WORK TO BE COMPLETED: Show every line that has the string "English" in it.
** begin **
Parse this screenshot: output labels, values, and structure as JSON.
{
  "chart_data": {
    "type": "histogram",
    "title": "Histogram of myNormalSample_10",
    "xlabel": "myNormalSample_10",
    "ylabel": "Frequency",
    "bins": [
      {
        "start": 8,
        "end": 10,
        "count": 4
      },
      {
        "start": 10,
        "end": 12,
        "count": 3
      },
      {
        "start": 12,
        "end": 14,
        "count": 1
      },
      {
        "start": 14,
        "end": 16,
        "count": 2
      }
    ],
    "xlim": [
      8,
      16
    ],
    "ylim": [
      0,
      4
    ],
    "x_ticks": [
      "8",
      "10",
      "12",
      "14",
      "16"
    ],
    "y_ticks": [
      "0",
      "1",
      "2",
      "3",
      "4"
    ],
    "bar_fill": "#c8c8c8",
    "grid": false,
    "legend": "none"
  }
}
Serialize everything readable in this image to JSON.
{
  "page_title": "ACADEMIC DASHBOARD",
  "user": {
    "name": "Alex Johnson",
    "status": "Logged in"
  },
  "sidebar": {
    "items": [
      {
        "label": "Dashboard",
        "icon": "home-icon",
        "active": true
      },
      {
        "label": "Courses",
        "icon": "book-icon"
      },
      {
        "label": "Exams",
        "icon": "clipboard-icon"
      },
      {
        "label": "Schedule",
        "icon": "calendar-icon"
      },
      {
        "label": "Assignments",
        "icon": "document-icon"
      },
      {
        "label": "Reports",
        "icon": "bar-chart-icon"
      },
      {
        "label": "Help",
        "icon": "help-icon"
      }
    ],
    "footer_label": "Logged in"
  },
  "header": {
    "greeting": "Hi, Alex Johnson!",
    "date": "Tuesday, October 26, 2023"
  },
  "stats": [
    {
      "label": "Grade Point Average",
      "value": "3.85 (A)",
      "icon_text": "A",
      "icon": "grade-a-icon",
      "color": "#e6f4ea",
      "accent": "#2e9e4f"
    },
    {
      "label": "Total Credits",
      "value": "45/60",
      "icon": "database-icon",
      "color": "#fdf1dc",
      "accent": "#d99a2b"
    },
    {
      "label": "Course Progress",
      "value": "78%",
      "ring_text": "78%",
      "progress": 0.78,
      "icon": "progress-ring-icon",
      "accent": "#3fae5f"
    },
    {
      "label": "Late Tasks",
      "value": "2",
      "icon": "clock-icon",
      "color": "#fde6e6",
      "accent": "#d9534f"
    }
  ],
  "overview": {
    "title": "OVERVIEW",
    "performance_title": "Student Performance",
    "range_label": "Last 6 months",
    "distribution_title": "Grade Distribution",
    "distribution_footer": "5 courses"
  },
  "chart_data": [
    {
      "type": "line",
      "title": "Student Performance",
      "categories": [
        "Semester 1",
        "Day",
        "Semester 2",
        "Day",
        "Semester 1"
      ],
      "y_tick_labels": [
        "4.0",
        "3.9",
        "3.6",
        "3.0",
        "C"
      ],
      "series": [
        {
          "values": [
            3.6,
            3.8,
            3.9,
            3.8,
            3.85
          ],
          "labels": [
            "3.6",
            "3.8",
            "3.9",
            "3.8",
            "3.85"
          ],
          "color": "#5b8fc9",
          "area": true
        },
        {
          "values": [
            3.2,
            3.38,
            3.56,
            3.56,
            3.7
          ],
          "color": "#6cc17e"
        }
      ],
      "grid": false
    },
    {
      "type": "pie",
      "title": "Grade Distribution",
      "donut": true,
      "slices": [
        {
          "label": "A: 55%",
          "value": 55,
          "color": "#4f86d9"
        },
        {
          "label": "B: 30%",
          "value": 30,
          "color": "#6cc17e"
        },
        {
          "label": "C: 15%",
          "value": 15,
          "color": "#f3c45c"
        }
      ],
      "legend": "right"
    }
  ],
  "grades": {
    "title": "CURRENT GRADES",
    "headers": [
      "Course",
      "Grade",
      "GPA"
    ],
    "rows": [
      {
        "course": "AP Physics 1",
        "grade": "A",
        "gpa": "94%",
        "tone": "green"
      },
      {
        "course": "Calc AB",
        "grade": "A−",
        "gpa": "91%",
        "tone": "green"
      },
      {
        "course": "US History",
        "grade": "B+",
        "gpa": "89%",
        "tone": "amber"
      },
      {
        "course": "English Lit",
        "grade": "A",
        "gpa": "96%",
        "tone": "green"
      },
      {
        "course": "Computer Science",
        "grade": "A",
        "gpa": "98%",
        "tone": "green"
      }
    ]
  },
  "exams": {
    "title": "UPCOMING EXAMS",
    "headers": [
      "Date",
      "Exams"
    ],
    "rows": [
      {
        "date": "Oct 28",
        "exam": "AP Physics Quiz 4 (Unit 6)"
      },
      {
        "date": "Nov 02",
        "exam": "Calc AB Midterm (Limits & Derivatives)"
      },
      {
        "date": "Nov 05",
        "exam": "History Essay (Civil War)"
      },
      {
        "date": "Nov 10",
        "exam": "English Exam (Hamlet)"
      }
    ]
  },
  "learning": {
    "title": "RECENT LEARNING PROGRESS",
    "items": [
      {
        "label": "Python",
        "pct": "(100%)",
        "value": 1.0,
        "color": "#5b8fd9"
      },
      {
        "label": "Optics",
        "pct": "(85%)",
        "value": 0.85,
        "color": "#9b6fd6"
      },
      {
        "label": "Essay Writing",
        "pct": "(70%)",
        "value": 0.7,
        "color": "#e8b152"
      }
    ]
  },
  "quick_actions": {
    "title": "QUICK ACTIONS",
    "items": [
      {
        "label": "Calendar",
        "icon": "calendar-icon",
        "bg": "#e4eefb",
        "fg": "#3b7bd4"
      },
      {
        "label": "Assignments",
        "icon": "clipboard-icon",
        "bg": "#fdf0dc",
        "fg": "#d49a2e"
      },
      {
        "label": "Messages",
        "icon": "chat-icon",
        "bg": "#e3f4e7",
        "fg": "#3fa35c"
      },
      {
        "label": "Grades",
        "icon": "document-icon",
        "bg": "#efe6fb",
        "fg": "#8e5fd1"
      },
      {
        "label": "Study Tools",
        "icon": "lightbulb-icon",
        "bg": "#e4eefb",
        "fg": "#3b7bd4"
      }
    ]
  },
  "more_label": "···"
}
** end **
CORRECT OUTPUT:
        "course": "English Lit",
        "exam": "English Exam (Hamlet)"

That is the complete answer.